>>

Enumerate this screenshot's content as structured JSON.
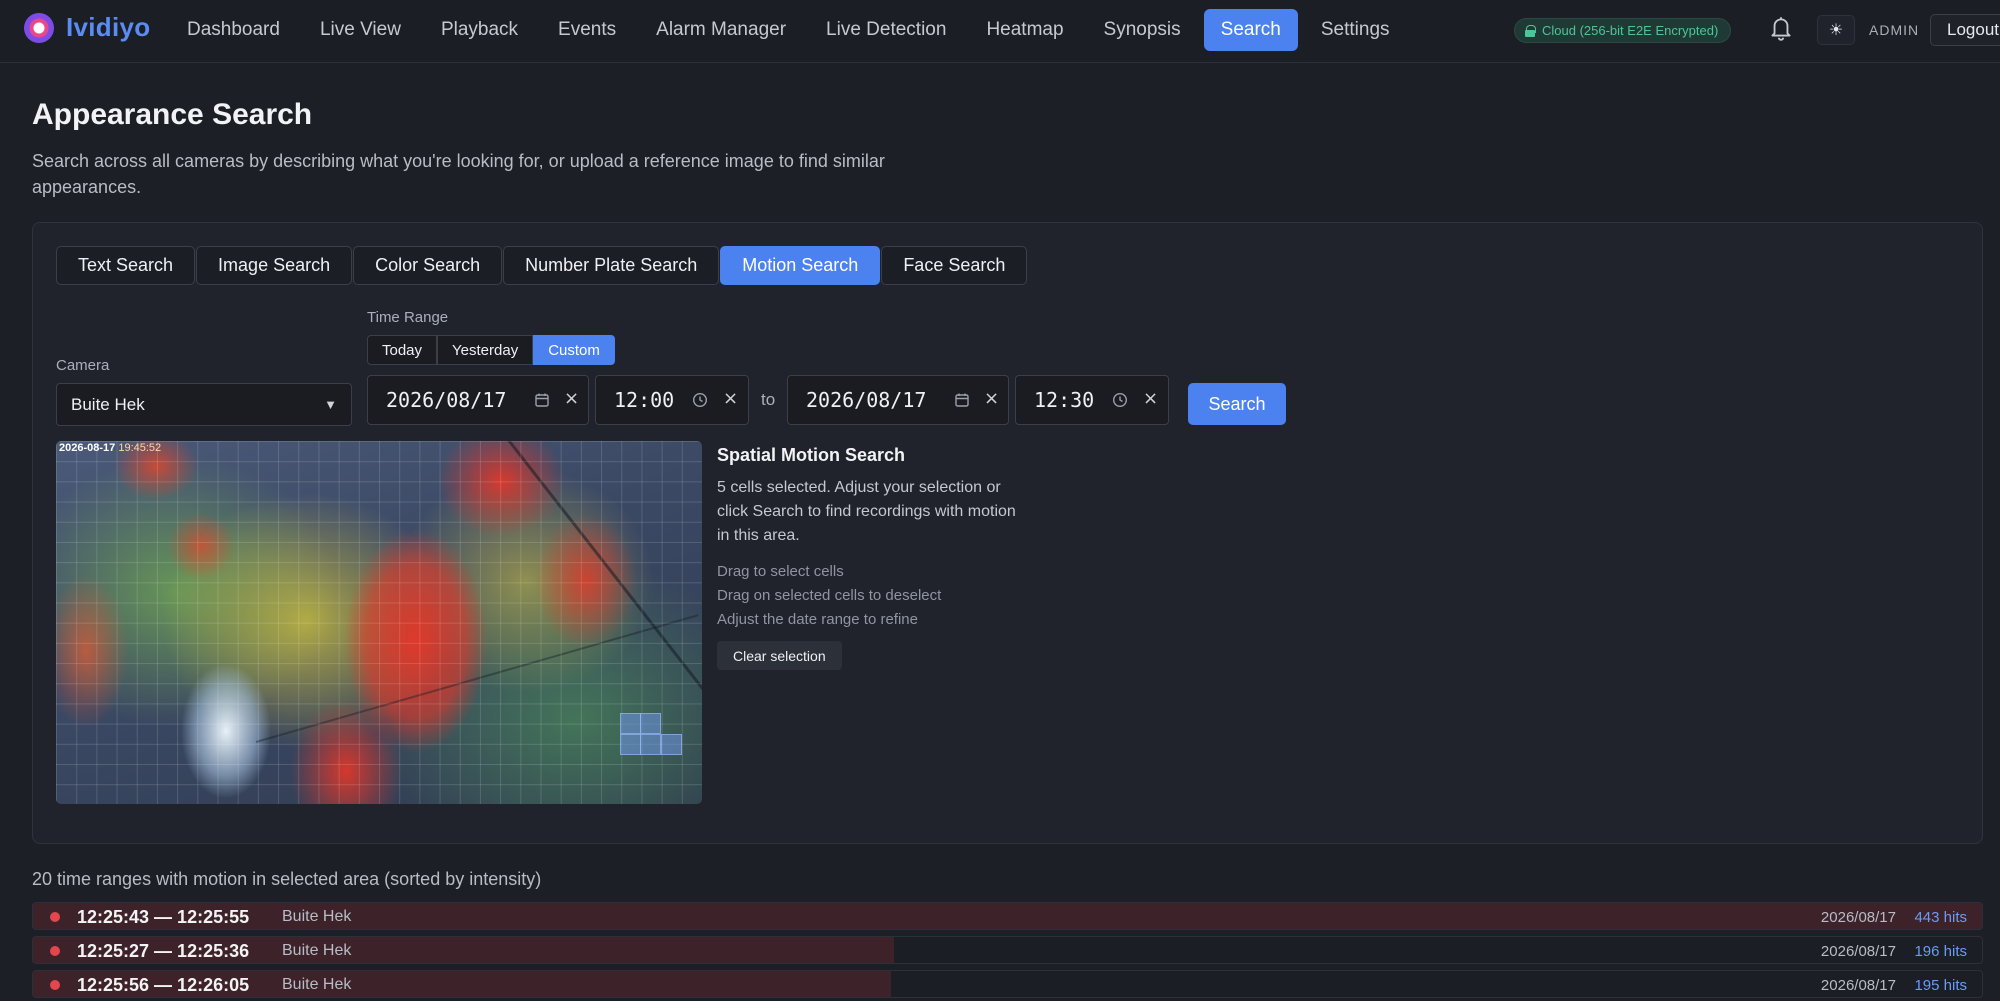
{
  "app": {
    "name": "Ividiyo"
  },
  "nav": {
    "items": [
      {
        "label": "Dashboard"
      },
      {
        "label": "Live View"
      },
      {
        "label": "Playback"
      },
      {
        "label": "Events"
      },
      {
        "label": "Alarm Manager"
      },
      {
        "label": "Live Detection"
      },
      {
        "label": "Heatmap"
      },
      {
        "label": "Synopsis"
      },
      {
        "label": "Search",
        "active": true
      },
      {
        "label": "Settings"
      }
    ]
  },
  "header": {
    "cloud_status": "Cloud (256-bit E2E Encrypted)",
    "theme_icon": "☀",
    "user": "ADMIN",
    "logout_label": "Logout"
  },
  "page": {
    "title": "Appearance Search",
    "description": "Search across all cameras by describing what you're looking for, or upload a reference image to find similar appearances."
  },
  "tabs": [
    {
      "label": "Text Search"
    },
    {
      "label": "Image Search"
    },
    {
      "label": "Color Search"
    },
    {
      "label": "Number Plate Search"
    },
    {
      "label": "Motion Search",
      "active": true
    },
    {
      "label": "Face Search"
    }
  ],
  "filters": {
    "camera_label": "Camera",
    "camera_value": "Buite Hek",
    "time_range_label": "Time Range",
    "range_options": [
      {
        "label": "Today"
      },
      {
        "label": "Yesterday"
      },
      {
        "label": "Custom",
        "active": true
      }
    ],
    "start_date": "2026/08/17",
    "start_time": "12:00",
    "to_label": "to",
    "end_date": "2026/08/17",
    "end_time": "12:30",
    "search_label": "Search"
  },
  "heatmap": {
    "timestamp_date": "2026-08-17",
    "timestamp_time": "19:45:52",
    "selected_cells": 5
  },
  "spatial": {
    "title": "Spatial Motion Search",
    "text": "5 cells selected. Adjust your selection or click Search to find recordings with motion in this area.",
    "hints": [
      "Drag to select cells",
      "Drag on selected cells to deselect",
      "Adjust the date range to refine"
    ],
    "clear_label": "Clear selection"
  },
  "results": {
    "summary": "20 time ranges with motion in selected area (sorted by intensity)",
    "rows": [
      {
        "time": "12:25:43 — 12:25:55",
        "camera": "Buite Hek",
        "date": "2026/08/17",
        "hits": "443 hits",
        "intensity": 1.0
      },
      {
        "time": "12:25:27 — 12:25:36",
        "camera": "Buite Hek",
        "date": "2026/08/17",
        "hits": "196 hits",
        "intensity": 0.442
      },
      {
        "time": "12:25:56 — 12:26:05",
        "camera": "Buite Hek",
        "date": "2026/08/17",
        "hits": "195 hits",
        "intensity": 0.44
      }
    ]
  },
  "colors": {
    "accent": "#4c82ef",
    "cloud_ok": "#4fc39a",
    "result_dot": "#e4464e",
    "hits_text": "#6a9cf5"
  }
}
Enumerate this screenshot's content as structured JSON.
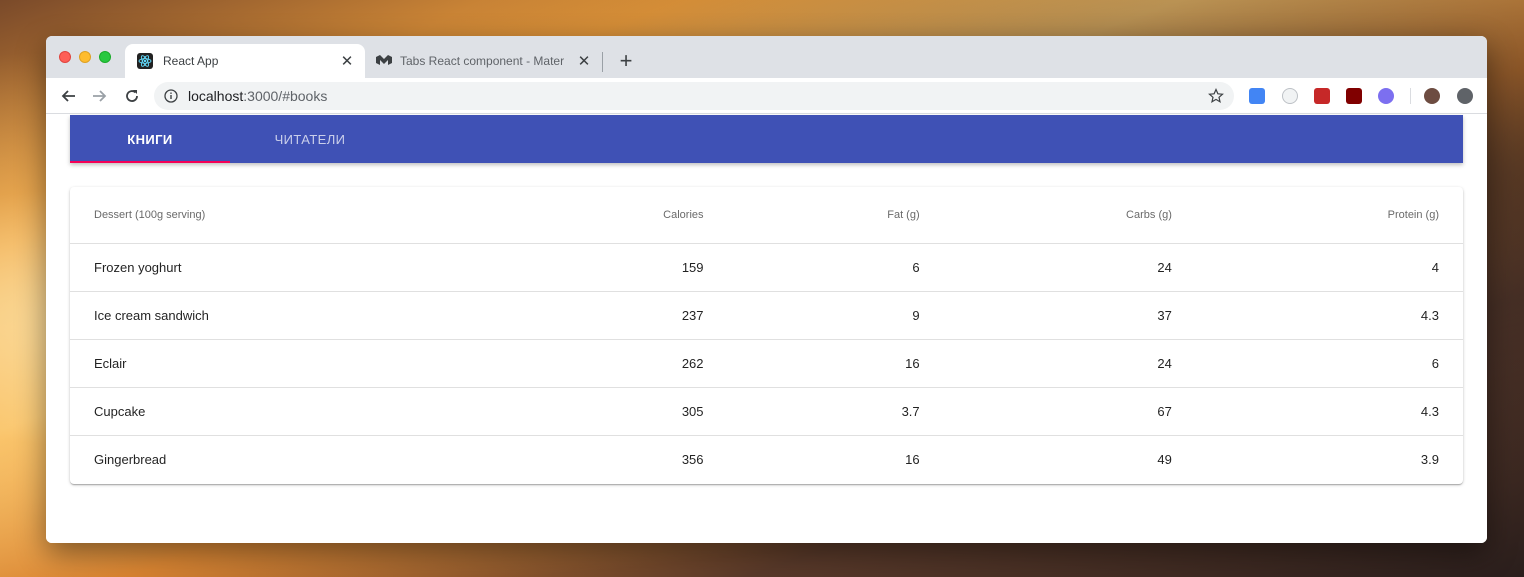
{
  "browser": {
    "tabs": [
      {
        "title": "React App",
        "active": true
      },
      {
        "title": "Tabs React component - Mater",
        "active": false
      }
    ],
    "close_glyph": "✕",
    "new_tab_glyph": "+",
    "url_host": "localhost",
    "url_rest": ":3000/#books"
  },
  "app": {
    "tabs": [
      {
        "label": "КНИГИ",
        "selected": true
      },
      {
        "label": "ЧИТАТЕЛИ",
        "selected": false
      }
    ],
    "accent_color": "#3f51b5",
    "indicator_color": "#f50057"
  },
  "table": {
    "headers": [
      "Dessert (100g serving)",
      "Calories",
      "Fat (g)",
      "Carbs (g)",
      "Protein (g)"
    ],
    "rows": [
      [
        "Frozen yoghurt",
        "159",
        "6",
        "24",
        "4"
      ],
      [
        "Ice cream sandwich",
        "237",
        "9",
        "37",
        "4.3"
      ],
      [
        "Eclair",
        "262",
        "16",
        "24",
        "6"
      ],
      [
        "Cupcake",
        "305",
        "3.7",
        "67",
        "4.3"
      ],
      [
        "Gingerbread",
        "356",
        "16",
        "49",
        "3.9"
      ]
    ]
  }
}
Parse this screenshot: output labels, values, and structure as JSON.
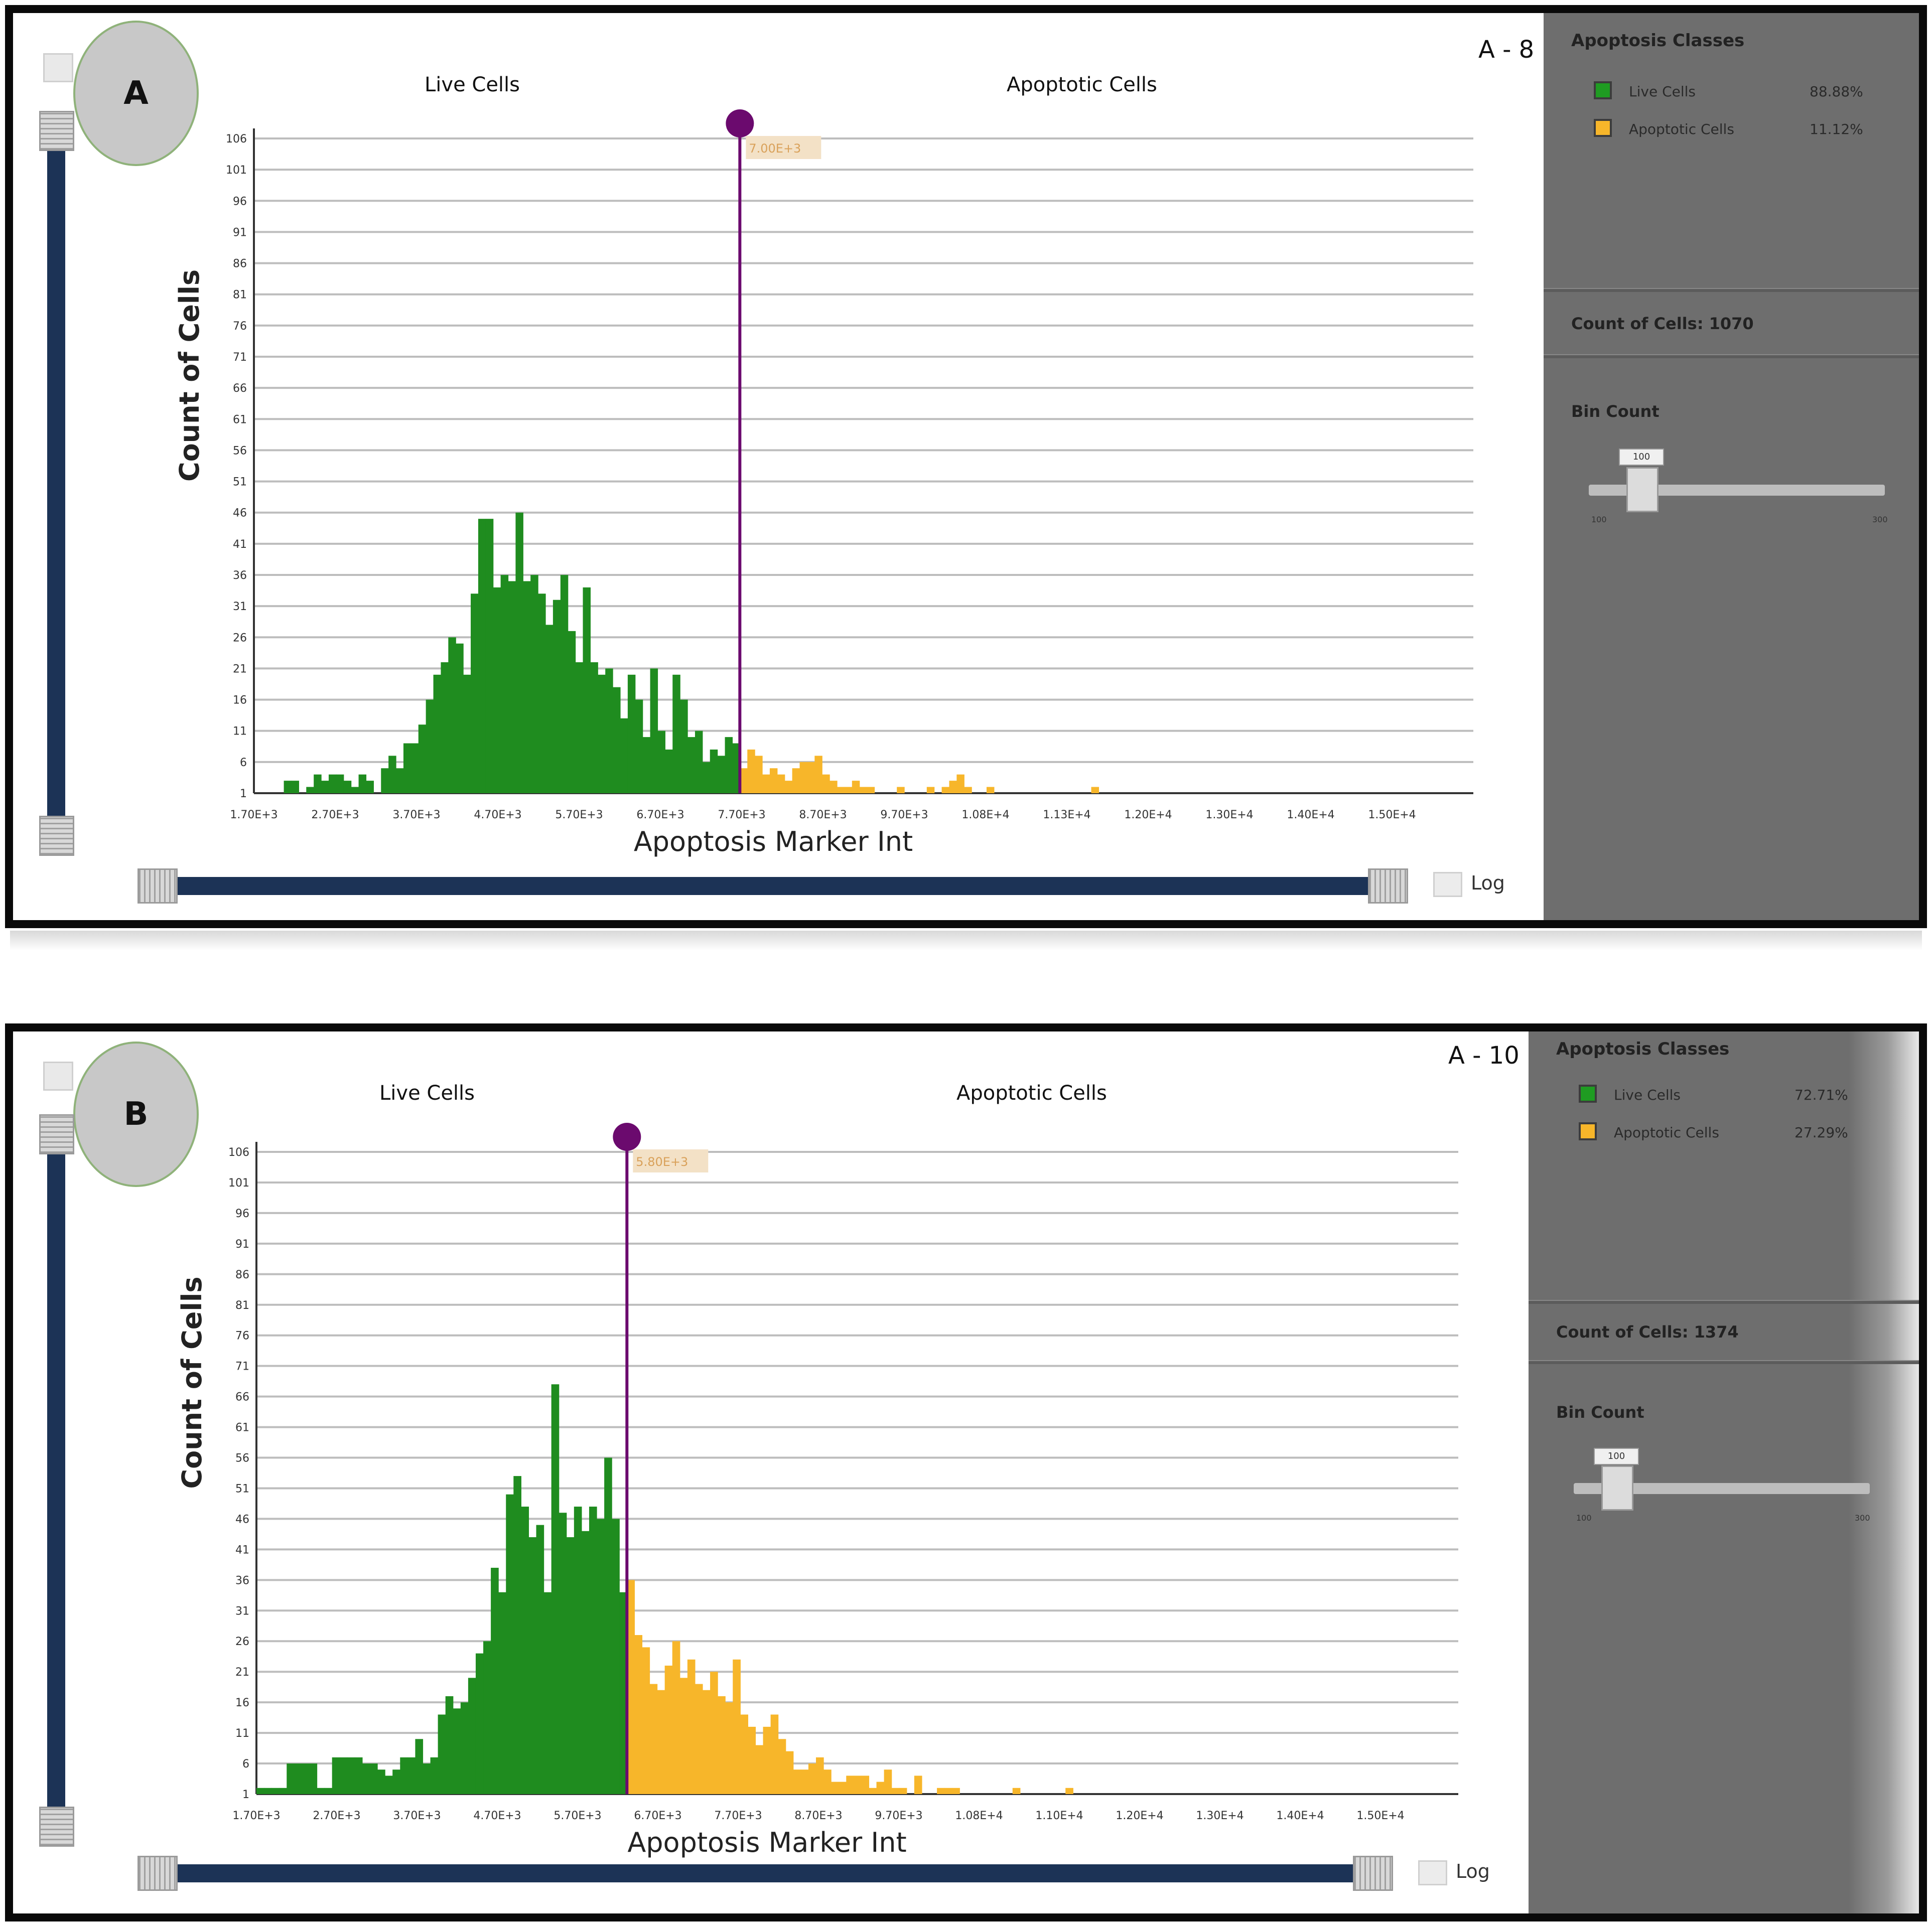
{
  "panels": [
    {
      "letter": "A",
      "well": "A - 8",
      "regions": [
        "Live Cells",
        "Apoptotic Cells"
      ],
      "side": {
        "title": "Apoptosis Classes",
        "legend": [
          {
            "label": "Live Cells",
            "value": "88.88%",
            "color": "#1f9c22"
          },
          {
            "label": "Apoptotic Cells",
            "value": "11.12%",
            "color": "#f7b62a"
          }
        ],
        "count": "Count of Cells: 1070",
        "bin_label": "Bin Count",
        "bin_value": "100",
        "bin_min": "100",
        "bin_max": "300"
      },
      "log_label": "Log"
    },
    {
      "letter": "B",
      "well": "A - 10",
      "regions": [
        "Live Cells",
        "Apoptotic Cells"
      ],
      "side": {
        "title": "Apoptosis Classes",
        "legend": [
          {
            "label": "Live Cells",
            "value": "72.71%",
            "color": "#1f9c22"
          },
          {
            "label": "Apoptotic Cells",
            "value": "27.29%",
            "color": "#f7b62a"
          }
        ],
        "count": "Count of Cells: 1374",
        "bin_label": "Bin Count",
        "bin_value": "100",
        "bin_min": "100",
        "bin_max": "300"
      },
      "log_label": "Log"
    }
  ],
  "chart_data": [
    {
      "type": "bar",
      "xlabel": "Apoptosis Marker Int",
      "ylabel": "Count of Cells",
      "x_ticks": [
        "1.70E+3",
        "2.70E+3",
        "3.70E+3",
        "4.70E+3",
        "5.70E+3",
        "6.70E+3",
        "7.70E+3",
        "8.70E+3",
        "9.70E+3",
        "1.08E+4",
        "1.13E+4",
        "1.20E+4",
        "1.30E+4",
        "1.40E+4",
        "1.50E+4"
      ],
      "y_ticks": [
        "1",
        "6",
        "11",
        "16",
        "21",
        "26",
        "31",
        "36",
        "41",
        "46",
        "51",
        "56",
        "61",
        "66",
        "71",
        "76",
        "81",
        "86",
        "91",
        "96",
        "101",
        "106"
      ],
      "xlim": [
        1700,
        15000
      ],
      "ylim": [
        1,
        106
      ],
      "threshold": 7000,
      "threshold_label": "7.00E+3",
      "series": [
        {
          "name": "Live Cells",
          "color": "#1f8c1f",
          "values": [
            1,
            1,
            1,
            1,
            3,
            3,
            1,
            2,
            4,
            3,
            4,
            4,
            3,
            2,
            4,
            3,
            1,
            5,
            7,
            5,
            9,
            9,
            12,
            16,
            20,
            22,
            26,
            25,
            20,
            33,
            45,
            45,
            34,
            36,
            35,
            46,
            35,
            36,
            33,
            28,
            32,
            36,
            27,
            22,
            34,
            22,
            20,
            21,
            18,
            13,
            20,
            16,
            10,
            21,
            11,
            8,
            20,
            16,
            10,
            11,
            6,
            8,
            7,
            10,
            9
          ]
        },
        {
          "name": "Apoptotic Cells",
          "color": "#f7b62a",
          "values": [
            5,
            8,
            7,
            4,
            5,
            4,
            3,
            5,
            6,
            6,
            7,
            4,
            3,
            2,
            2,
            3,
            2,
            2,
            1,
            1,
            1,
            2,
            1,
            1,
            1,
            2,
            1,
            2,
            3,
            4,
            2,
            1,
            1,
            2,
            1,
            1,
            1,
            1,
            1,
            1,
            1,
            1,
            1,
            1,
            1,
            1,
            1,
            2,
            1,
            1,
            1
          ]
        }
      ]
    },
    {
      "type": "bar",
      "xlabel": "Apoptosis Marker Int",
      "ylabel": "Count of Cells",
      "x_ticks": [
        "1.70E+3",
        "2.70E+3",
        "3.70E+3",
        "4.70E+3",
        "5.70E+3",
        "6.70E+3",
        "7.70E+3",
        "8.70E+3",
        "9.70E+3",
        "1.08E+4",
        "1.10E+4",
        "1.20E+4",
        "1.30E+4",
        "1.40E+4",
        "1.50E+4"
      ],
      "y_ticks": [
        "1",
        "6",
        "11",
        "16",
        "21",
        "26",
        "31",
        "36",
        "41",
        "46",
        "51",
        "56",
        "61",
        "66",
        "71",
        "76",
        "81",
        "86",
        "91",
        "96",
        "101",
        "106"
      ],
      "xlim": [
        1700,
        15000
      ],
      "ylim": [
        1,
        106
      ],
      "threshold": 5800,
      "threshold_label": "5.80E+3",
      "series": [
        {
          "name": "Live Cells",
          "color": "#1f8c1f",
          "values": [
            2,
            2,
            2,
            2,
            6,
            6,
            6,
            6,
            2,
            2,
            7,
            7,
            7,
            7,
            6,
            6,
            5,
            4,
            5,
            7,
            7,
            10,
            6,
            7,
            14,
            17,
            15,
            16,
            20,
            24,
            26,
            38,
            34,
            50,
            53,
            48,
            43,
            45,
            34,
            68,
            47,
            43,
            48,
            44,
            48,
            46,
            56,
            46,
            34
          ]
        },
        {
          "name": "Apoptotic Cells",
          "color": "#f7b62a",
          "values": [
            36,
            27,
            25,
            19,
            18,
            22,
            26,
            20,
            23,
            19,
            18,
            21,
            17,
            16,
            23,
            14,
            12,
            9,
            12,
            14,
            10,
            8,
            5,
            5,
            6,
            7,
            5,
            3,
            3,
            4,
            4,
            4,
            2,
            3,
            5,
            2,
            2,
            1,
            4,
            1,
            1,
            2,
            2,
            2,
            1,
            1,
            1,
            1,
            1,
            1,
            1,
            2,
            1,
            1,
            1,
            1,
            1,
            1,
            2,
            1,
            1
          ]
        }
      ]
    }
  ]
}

<<

**PROBLEM TO WORK ON:**
Report all lines of the material that contain the word "title".

**RESPONSE TO THIS TASK:**
    "title": "Appearance Search",
    "title": "Spatial Motion Search",
        "title": "React App",
        "title": "Tabs React component - Mater",
        "title": "Apoptosis Classes",
        "title": "Apoptosis Classes",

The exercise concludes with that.